**WHAT IS ASKED**.
Find the lines holding "stove" and copy them.
begin EXERCISE MATERIALS
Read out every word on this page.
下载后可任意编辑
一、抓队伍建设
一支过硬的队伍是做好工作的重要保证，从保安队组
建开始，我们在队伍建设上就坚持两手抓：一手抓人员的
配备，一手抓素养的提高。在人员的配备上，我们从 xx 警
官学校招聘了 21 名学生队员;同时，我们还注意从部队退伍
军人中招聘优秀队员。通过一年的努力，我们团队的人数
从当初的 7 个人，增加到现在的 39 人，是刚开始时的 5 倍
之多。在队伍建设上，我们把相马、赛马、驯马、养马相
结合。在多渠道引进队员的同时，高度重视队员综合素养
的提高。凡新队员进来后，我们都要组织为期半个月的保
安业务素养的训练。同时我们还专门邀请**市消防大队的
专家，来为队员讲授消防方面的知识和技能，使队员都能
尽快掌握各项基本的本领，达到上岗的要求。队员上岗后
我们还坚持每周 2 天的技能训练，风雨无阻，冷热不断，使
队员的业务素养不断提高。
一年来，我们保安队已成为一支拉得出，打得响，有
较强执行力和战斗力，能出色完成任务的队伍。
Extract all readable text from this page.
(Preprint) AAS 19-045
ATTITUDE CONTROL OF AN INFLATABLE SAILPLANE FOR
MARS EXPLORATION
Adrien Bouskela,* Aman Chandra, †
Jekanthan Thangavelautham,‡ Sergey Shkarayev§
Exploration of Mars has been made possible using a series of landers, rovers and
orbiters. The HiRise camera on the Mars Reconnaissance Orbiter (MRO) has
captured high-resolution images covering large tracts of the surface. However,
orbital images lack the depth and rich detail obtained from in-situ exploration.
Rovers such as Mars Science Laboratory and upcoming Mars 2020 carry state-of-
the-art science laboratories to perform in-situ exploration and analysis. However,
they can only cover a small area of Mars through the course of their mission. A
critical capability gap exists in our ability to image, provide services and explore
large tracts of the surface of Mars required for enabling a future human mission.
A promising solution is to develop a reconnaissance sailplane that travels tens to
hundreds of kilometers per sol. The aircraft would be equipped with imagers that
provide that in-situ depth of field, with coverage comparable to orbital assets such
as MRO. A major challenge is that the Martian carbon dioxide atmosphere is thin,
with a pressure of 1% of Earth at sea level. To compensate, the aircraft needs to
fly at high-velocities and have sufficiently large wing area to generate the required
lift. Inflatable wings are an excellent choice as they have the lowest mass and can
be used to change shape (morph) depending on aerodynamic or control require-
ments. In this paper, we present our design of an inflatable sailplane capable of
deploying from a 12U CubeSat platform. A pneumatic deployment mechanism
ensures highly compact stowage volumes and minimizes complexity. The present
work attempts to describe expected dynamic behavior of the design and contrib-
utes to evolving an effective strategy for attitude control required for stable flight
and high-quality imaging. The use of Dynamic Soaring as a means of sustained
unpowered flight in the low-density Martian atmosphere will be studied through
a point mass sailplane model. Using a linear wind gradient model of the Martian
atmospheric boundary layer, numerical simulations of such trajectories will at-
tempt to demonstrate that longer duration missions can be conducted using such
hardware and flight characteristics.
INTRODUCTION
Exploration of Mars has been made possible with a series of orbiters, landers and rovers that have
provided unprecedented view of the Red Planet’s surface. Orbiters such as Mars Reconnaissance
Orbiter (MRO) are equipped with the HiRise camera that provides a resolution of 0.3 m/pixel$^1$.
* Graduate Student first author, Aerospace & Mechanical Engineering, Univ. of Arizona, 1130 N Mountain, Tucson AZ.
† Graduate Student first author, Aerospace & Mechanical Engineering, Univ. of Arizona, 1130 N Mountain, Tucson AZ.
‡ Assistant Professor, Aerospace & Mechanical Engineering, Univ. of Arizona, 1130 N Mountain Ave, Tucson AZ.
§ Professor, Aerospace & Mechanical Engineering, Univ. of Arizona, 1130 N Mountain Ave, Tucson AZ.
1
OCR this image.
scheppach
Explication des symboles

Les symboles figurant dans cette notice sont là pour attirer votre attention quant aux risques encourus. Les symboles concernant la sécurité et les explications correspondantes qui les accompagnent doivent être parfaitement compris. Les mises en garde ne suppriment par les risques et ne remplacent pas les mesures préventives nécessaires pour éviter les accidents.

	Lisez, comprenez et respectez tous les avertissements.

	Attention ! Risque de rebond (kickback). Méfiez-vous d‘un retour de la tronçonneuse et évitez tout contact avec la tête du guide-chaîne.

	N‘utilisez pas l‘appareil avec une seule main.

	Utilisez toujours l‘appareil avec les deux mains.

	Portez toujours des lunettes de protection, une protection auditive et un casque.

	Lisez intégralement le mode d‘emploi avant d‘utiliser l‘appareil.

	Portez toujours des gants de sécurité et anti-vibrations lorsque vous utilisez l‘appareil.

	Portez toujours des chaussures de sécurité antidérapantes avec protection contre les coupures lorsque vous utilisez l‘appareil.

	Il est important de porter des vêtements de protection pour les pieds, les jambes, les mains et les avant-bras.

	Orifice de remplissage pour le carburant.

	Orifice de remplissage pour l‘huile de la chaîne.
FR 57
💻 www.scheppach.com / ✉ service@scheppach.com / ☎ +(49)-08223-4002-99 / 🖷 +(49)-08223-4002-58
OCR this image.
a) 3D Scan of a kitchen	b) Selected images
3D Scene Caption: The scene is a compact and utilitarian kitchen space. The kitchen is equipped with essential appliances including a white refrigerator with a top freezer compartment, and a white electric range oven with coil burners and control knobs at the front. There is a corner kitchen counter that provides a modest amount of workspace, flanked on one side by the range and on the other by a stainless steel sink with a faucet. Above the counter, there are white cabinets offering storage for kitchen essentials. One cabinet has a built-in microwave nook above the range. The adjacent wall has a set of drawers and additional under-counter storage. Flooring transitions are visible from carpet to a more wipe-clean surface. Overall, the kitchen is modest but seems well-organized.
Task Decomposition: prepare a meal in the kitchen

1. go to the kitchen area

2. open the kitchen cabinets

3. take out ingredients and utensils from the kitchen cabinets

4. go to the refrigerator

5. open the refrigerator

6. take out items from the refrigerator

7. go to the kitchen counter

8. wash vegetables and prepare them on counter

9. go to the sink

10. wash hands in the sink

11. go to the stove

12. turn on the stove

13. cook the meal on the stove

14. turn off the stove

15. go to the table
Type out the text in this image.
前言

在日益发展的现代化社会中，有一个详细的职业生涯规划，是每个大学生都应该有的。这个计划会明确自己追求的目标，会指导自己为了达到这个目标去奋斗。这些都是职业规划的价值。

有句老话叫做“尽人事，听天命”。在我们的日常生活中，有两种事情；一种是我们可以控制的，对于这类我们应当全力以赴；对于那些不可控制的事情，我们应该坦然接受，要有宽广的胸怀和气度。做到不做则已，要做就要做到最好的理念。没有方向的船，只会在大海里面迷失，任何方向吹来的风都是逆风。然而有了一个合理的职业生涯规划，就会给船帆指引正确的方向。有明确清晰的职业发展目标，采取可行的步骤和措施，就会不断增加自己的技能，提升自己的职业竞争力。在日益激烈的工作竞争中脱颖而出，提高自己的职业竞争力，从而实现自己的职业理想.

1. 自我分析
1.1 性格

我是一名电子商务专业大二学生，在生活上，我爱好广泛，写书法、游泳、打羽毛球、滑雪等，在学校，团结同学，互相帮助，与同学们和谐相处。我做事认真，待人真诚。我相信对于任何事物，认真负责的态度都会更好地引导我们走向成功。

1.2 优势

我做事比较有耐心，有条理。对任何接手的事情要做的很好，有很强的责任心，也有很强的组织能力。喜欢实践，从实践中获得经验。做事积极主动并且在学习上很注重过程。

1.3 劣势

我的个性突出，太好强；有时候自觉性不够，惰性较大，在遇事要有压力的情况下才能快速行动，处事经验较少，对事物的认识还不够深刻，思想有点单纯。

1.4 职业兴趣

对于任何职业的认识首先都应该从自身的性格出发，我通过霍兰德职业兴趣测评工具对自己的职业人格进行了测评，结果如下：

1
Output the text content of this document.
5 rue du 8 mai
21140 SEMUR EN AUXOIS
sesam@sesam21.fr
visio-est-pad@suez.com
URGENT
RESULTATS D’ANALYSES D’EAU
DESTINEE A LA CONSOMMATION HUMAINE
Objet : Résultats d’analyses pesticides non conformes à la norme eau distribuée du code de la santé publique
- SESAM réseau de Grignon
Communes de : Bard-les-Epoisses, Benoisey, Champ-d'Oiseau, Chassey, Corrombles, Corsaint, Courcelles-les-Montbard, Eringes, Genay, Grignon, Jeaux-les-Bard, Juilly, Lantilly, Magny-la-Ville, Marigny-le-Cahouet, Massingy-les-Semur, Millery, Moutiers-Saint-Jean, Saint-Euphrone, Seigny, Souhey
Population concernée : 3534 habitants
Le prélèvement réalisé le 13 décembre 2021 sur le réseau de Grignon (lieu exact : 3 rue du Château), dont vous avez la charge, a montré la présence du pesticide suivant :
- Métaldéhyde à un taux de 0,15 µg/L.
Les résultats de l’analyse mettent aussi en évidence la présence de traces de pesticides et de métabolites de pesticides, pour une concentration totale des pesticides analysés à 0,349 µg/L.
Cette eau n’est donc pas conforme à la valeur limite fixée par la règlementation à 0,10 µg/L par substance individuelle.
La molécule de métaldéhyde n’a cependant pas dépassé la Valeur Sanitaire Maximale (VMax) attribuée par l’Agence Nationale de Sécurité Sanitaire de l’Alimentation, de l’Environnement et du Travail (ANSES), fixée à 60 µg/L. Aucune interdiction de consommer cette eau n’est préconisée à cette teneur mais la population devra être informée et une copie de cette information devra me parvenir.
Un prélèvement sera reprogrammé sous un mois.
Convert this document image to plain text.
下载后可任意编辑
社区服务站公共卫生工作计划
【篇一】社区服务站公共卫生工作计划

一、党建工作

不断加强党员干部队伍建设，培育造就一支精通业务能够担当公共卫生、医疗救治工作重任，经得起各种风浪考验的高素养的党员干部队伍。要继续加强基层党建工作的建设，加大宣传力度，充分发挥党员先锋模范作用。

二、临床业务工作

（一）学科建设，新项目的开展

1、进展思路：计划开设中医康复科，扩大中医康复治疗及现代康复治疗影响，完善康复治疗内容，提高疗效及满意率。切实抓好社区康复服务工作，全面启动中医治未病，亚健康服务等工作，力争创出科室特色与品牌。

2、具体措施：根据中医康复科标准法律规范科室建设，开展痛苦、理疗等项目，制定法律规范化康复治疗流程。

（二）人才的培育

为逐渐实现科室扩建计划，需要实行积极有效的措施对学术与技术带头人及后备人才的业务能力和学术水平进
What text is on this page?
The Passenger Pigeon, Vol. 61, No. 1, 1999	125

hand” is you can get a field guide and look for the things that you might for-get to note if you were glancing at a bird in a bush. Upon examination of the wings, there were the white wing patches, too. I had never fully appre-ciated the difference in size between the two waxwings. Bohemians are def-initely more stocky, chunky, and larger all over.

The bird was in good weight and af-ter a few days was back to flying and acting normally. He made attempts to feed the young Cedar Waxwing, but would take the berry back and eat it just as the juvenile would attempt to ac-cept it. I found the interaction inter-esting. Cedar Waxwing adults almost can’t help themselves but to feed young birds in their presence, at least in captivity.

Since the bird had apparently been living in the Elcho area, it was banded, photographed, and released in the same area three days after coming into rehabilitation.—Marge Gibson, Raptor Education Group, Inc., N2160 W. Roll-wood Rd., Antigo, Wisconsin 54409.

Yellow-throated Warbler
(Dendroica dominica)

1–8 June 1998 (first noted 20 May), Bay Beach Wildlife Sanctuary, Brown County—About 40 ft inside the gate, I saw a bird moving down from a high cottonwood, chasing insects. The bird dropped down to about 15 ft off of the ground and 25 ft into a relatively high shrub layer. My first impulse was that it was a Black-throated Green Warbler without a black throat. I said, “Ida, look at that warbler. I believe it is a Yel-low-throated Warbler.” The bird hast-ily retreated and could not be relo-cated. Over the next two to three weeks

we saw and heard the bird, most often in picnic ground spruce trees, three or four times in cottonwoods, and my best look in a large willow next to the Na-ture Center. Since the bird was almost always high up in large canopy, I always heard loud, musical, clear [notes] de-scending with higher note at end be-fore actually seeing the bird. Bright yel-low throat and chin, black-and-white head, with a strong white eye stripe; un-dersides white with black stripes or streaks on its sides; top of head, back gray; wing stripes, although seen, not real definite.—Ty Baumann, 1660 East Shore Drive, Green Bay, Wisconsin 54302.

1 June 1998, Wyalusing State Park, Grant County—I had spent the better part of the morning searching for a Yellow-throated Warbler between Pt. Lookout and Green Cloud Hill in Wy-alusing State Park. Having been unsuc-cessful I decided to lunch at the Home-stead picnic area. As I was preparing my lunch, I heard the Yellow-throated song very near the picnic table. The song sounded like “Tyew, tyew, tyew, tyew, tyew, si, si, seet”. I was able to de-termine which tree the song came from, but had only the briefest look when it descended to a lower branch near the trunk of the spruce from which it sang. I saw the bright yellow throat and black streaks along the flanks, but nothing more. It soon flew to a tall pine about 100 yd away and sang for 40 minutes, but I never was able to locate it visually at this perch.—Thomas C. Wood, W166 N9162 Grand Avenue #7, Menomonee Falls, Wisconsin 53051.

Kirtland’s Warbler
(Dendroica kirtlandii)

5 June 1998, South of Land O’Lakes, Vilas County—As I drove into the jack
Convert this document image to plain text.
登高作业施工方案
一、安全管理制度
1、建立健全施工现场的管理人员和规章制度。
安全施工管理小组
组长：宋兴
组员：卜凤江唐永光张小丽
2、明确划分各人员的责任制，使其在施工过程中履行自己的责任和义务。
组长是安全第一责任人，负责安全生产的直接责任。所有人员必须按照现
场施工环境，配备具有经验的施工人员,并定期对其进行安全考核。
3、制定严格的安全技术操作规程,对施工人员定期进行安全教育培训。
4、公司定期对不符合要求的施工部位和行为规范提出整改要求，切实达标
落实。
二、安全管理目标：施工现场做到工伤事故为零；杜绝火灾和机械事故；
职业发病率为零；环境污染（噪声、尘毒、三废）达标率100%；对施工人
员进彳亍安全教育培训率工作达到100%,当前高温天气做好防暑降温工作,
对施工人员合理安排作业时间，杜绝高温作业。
end EXERCISE MATERIALS
**REPLY**.
11. go to the stove
12. turn on the stove
13. cook the meal on the stove
14. turn off the stove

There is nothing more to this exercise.